Search the listing for "Colombian" and copy every line where it appears.

RECORDS SHOWN.
____________

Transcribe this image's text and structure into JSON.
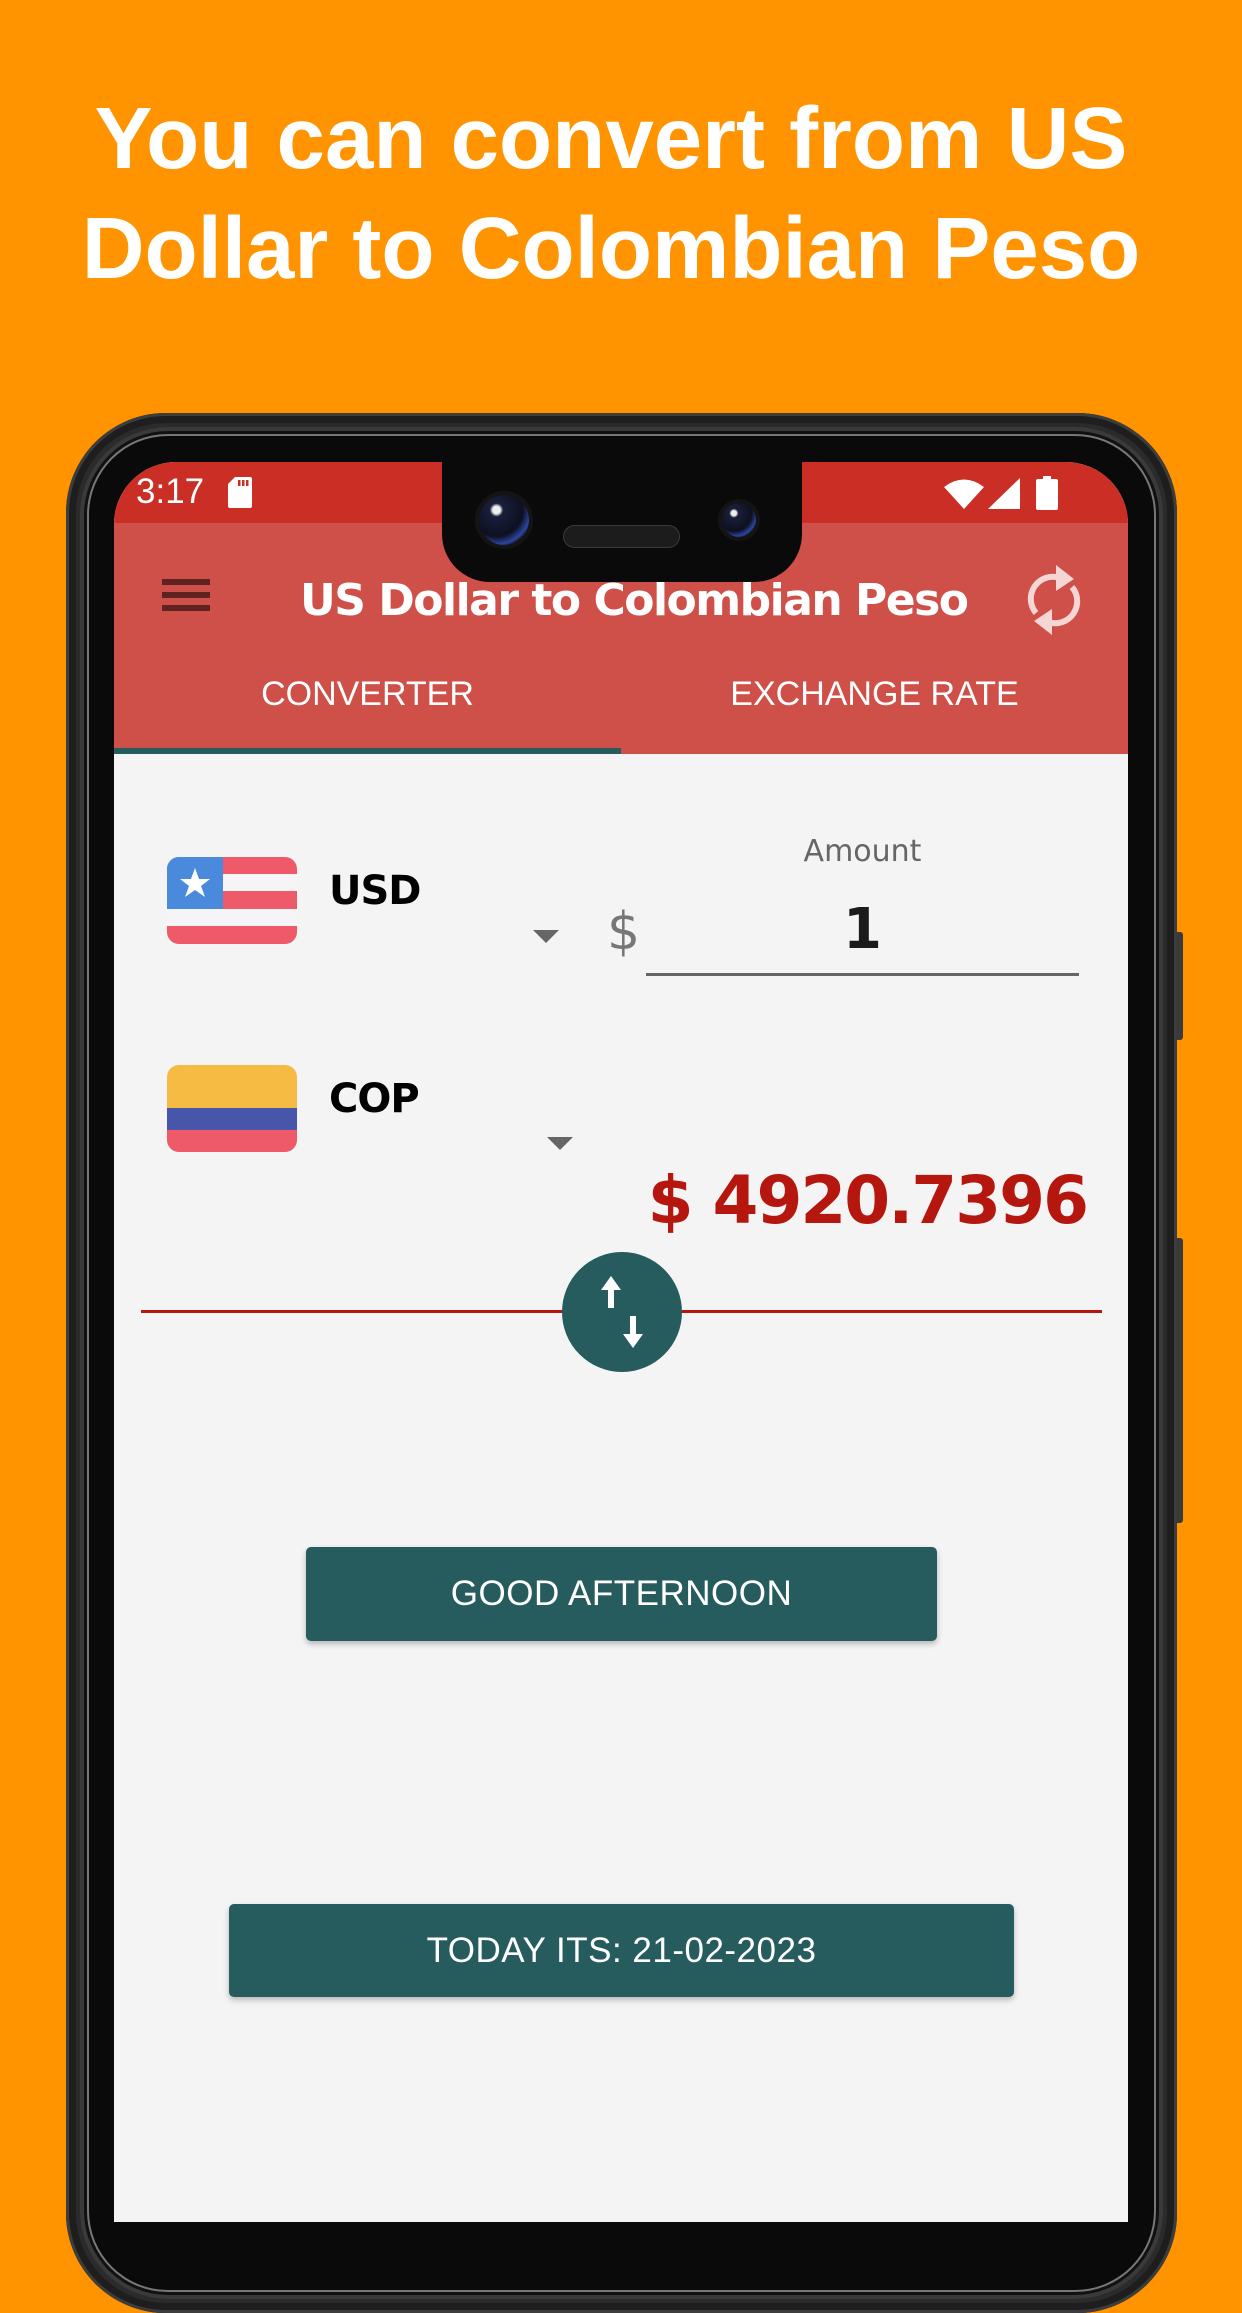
{
  "promo": {
    "headline_line1": "You can convert from US",
    "headline_line2": "Dollar to Colombian Peso"
  },
  "status_bar": {
    "time": "3:17",
    "icons": [
      "sd-card-icon",
      "wifi-icon",
      "signal-icon",
      "battery-icon"
    ]
  },
  "app_bar": {
    "title": "US Dollar to Colombian Peso",
    "menu_icon": "hamburger-menu-icon",
    "refresh_icon": "refresh-icon"
  },
  "tabs": [
    {
      "label": "CONVERTER",
      "active": true
    },
    {
      "label": "EXCHANGE RATE",
      "active": false
    }
  ],
  "converter": {
    "from": {
      "code": "USD",
      "flag": "us-flag"
    },
    "to": {
      "code": "COP",
      "flag": "colombia-flag"
    },
    "amount_label": "Amount",
    "amount_prefix": "$",
    "amount_value": "1",
    "result": "$ 4920.7396",
    "swap_icon": "swap-vertical-icon"
  },
  "buttons": {
    "greeting": "GOOD AFTERNOON",
    "date": "TODAY ITS: 21-02-2023"
  },
  "colors": {
    "background": "#FF9300",
    "status_bar": "#CB2E25",
    "app_bar": "#CF5048",
    "accent_teal": "#275C5F",
    "result_red": "#B5170F",
    "screen_bg": "#F4F4F4"
  }
}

____________

WRITTEN SOLUTION.
    "headline_line2": "Dollar to Colombian Peso"
    "title": "US Dollar to Colombian Peso",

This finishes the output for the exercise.